Work instructions | For each line below that contains the string "Номер", copy that line.

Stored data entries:
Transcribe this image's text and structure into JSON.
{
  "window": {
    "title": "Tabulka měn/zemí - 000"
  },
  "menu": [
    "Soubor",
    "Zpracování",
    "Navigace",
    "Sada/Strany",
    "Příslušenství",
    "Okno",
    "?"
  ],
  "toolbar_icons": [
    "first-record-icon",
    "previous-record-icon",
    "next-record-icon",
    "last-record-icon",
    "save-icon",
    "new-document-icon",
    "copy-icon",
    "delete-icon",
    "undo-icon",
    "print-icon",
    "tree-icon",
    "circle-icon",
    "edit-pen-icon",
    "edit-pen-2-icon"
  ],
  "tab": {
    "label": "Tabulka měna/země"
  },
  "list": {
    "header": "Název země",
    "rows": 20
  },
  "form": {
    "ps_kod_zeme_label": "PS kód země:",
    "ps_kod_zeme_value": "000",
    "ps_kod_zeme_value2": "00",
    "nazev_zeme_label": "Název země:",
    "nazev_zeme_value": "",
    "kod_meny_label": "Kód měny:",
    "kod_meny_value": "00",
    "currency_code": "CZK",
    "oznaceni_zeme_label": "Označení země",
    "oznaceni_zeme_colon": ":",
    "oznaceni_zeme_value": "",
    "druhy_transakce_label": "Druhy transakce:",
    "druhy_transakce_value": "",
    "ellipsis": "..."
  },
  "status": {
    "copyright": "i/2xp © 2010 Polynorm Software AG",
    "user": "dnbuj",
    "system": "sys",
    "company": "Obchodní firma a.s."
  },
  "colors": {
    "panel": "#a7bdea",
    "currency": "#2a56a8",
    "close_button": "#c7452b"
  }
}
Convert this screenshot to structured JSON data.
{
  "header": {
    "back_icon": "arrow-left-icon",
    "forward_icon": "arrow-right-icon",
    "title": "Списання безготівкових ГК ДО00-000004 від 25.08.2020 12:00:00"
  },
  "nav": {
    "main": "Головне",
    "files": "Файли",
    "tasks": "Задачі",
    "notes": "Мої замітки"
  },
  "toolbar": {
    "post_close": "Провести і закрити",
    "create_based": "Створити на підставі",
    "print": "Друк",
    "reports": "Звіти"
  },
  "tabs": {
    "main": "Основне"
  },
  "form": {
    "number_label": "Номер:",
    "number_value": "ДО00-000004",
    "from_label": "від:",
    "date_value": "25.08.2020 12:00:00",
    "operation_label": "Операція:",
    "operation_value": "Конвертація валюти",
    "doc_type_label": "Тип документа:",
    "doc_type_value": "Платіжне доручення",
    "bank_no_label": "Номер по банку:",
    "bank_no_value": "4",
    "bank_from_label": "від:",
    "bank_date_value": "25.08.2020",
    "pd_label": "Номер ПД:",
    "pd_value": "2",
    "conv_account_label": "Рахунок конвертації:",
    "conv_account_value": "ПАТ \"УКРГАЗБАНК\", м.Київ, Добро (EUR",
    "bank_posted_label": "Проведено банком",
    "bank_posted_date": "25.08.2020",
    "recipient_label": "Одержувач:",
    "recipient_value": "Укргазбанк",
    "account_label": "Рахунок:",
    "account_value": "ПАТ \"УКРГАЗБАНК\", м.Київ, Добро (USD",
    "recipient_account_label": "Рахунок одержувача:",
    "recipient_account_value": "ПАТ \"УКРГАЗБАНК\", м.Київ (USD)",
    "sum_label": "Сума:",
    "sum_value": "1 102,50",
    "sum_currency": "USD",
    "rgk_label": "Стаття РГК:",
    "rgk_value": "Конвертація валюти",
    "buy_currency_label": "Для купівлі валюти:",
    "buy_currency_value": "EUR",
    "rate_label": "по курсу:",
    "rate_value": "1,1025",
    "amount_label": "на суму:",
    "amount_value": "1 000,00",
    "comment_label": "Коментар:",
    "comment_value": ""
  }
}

In response |
    "number_label": "Номер:",
    "bank_no_label": "Номер по банку:",
    "pd_label": "Номер ПД:",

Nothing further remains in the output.